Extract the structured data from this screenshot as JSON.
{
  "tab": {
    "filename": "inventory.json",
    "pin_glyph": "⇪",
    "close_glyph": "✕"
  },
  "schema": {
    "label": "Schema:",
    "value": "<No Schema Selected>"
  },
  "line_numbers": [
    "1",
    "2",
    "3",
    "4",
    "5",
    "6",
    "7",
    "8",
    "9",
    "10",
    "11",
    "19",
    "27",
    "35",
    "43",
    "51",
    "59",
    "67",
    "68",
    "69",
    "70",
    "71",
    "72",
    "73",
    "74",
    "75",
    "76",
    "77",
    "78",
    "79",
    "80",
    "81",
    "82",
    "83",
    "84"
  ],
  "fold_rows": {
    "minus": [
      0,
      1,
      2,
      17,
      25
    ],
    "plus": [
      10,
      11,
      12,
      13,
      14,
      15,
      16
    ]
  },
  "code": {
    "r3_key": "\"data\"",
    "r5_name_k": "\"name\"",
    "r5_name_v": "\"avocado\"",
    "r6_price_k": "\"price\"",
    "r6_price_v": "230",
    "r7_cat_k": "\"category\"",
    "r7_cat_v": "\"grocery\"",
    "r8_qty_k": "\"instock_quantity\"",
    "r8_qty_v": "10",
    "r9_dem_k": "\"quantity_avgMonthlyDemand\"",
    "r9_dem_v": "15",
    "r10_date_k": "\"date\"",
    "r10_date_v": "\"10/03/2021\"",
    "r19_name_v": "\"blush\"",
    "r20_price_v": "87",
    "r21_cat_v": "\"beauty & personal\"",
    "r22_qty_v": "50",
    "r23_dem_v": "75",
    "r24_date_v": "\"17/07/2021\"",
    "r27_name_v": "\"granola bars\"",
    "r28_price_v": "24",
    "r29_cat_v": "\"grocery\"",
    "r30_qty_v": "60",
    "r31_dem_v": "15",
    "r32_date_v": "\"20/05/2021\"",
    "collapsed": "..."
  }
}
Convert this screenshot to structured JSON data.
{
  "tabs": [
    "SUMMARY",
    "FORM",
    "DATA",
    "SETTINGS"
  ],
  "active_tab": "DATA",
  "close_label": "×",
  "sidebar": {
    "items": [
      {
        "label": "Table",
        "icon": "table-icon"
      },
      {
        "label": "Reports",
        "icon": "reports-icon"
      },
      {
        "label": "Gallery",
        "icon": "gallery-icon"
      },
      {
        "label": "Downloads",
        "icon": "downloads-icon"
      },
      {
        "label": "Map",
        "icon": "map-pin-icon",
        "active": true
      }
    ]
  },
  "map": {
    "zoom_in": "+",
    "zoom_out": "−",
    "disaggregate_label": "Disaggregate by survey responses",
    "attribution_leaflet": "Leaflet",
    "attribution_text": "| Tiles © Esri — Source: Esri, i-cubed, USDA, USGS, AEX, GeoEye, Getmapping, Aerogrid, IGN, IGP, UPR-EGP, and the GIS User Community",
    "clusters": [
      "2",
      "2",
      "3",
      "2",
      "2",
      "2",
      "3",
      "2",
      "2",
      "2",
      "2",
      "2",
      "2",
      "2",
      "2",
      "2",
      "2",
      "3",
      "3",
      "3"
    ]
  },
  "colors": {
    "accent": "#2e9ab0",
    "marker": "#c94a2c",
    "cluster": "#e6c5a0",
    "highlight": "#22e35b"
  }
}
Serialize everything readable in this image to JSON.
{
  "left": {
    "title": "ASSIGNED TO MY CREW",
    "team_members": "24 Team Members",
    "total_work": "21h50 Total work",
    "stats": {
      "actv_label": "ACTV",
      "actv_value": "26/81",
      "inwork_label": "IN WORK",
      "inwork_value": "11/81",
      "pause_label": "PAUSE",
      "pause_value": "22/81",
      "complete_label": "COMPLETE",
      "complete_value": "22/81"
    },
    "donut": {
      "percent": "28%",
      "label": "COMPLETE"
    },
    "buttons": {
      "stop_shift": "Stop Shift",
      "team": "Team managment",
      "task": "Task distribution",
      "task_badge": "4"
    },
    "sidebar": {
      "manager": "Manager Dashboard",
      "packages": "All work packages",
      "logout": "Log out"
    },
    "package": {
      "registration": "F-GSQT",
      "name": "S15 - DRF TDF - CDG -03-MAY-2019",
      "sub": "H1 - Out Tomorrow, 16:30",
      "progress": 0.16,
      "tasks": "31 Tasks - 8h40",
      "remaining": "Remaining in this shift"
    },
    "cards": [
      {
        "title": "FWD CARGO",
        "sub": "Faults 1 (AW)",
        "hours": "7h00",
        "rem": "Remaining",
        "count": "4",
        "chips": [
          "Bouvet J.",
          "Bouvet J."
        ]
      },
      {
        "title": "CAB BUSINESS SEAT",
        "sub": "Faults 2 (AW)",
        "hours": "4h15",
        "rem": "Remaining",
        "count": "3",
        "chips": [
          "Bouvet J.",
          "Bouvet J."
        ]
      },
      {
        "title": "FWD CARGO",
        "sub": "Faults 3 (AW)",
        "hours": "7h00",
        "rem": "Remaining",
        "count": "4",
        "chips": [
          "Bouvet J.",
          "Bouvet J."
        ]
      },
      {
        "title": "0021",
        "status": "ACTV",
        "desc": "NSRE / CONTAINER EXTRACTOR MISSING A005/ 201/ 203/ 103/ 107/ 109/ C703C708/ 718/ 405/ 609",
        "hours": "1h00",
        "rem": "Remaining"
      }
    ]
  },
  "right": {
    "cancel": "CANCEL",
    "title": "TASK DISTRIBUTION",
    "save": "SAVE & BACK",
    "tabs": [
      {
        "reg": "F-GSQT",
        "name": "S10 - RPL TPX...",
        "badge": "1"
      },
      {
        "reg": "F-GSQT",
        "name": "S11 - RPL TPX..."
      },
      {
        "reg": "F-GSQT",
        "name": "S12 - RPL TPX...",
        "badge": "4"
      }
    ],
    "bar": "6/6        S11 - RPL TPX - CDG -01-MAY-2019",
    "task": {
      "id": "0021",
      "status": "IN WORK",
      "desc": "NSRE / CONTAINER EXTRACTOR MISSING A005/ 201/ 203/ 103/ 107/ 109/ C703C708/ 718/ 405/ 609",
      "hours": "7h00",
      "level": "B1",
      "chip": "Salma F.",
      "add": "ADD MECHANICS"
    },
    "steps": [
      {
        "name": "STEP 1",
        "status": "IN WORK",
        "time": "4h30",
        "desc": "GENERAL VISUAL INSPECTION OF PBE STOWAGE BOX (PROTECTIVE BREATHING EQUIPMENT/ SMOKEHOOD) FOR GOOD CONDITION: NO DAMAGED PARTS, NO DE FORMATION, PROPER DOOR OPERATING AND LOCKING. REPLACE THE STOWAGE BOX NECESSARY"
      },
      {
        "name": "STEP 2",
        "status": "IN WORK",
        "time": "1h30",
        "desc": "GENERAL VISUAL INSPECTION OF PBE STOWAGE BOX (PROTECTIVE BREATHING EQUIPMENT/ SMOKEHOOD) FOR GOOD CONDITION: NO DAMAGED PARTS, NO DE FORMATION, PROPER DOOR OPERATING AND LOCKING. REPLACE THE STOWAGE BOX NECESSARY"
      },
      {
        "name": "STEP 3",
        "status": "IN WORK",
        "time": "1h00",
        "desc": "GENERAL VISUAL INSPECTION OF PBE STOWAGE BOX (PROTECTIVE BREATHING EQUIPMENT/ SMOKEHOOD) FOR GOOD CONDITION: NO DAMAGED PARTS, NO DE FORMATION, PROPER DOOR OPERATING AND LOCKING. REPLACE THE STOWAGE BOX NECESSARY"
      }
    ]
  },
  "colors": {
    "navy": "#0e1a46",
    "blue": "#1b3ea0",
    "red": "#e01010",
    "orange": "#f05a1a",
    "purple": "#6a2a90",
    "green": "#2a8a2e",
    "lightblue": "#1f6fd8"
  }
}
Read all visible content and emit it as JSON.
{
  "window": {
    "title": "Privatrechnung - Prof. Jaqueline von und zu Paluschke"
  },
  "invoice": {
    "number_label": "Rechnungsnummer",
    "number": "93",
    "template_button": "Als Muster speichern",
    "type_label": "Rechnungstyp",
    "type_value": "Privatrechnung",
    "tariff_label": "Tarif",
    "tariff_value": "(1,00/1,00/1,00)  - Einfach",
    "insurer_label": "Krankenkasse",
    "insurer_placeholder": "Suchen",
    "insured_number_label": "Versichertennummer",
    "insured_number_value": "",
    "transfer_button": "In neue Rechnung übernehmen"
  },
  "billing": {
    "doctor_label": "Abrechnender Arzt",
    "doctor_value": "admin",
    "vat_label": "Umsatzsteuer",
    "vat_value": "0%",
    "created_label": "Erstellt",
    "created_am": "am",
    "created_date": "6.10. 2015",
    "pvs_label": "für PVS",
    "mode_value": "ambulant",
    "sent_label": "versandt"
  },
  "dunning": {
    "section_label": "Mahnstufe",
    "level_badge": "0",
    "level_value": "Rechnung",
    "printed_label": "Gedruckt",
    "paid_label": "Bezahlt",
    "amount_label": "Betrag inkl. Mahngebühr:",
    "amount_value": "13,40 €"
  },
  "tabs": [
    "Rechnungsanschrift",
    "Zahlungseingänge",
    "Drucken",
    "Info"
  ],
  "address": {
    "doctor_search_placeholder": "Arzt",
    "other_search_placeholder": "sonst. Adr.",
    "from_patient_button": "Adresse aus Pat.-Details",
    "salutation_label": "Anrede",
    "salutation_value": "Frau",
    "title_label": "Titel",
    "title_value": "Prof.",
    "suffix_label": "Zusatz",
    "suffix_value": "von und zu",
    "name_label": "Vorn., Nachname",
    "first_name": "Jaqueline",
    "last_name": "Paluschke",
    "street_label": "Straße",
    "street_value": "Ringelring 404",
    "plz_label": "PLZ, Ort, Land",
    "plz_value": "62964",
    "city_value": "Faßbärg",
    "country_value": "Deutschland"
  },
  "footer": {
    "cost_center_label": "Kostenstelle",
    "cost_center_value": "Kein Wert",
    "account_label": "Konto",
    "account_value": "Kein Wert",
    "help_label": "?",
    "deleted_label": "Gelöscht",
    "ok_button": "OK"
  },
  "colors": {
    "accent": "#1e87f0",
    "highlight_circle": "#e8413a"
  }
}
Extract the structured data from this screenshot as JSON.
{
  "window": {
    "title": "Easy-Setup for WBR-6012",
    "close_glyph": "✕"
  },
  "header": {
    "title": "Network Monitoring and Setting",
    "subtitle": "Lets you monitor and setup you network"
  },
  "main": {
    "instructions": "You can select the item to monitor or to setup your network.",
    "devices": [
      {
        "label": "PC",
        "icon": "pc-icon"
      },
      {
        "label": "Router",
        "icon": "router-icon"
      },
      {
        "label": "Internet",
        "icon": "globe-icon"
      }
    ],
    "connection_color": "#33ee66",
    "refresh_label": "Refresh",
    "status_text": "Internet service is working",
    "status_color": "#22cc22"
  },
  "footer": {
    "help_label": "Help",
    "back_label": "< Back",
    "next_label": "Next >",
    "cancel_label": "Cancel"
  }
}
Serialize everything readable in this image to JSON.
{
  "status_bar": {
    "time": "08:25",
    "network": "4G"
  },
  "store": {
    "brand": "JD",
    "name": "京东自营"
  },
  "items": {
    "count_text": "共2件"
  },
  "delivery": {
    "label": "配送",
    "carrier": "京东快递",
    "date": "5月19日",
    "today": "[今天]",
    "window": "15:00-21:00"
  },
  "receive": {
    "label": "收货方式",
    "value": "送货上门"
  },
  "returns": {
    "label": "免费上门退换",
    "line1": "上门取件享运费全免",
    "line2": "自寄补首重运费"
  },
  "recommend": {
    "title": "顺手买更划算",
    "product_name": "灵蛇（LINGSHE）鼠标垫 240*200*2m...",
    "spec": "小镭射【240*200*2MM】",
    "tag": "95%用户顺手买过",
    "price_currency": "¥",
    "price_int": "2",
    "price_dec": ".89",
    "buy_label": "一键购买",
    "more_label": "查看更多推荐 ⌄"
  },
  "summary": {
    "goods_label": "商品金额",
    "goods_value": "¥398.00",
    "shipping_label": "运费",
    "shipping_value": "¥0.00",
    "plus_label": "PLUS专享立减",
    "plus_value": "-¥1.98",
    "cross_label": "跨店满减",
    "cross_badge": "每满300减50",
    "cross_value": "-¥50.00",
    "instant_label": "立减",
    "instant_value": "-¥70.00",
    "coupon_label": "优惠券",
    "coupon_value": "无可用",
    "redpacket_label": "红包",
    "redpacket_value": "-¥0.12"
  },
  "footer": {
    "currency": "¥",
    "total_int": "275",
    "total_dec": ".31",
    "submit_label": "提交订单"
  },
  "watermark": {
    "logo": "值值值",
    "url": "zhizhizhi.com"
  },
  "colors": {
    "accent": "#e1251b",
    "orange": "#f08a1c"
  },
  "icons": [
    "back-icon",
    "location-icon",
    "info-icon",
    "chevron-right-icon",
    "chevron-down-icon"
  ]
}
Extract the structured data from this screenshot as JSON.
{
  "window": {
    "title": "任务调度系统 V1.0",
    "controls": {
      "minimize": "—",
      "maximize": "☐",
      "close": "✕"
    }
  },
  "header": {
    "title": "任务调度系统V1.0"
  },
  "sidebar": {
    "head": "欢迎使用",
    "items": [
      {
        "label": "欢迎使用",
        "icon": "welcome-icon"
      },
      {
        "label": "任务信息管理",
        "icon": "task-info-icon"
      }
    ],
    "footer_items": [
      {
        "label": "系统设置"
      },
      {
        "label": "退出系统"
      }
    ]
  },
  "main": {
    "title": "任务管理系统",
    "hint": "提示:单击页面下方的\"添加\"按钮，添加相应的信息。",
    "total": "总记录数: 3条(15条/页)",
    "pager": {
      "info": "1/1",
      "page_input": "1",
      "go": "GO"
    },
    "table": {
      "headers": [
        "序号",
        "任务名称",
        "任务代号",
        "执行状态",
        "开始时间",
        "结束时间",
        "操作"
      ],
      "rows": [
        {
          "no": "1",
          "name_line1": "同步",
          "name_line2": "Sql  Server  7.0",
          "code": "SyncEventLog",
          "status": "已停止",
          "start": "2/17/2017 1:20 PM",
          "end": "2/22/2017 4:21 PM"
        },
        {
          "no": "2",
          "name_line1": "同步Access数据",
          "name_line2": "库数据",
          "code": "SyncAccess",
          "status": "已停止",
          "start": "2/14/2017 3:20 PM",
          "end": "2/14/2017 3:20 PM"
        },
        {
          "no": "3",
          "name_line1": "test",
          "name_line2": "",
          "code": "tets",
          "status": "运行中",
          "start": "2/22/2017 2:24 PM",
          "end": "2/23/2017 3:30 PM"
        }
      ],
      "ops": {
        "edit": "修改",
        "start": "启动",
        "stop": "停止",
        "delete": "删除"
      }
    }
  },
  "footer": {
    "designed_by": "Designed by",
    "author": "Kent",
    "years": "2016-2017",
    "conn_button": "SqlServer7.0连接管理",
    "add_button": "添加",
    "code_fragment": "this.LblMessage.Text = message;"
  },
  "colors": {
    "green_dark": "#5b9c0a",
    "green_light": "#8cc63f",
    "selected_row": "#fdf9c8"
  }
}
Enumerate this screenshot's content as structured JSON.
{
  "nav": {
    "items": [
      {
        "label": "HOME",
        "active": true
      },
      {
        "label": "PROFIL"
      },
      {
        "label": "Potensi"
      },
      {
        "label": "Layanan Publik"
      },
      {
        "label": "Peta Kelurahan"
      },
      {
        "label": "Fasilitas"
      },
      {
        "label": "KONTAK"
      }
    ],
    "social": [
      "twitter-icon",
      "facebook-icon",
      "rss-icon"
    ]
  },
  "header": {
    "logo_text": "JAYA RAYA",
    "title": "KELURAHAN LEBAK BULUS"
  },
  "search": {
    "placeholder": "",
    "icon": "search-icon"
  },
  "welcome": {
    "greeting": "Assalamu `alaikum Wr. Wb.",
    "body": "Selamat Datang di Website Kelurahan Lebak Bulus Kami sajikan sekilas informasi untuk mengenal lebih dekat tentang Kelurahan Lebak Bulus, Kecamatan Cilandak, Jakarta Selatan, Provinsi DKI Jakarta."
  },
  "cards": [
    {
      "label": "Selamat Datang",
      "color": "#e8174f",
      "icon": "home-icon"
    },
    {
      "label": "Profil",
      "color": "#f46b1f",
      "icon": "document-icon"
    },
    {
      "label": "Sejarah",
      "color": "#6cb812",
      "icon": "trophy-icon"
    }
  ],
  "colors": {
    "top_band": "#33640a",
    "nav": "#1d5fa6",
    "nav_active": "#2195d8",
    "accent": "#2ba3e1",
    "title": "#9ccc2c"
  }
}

(TASK TO CARRY OUT)
Gather up the lines that contain the word "time".

(TASK OUTPUT)
        "time": "4h30",
        "time": "1h30",
        "time": "1h00",
    "time": "08:25",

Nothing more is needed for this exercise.